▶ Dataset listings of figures

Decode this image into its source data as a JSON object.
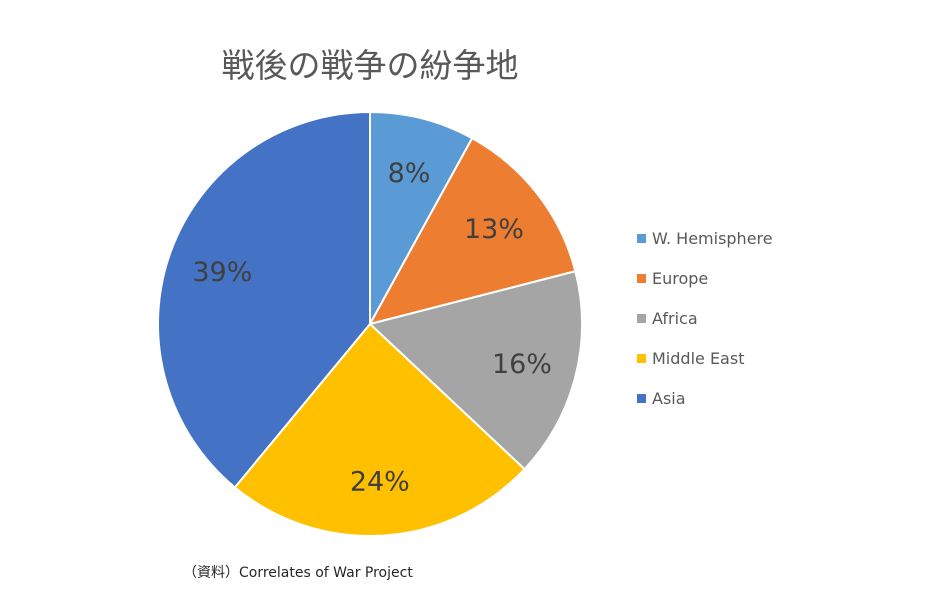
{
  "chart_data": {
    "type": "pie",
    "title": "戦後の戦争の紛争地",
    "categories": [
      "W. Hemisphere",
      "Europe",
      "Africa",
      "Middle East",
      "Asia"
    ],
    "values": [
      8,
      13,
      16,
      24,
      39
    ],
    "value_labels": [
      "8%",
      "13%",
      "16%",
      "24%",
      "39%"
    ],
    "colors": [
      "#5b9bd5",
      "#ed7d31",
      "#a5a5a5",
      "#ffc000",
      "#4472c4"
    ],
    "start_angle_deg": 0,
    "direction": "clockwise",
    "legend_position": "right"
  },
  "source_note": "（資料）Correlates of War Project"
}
--
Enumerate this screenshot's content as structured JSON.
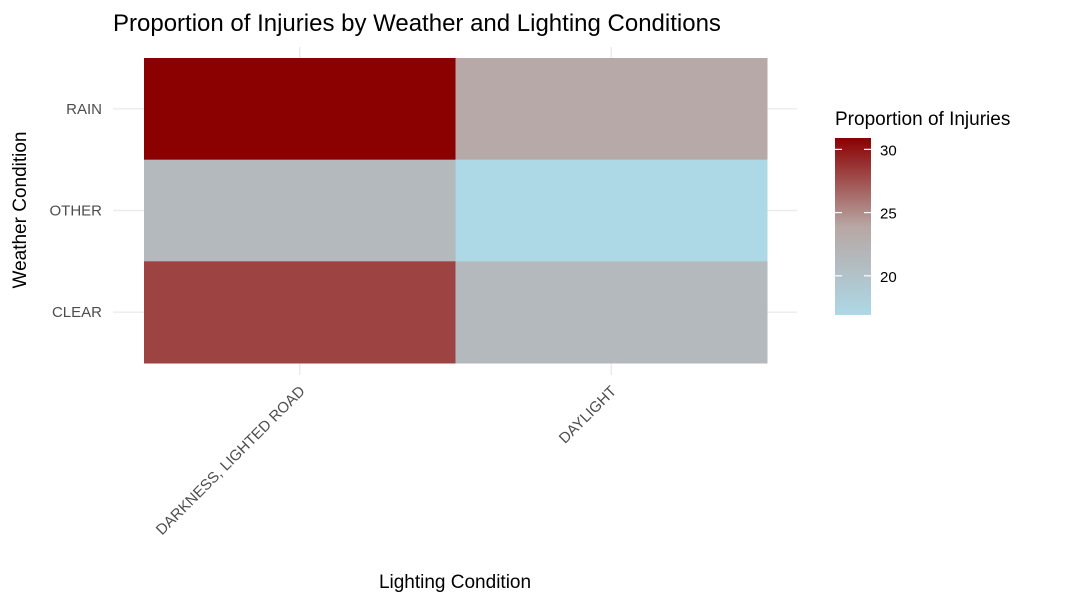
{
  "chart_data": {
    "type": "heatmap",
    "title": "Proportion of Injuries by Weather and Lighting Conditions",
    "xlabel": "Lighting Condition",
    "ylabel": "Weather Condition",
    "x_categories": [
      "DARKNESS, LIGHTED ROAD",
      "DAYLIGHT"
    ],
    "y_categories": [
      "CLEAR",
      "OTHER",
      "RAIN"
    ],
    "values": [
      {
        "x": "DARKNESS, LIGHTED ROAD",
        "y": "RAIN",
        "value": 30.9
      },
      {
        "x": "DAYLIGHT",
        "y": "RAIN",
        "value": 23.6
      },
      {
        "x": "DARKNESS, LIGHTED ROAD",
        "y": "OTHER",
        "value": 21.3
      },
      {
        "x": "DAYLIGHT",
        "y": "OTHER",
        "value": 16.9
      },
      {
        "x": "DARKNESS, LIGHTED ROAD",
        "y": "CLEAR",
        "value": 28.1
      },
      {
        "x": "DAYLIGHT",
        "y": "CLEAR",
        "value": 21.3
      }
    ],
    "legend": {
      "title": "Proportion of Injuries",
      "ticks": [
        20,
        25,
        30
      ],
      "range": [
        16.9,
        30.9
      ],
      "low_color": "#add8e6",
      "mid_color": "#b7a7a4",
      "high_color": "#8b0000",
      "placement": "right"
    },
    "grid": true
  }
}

▶ Stated problem
Search the listing for the word "JSON". Copy every line in which it occurs.

▶ Written response
Decode this image into its source data as a JSON object.
Enumerate this screenshot's content as structured JSON.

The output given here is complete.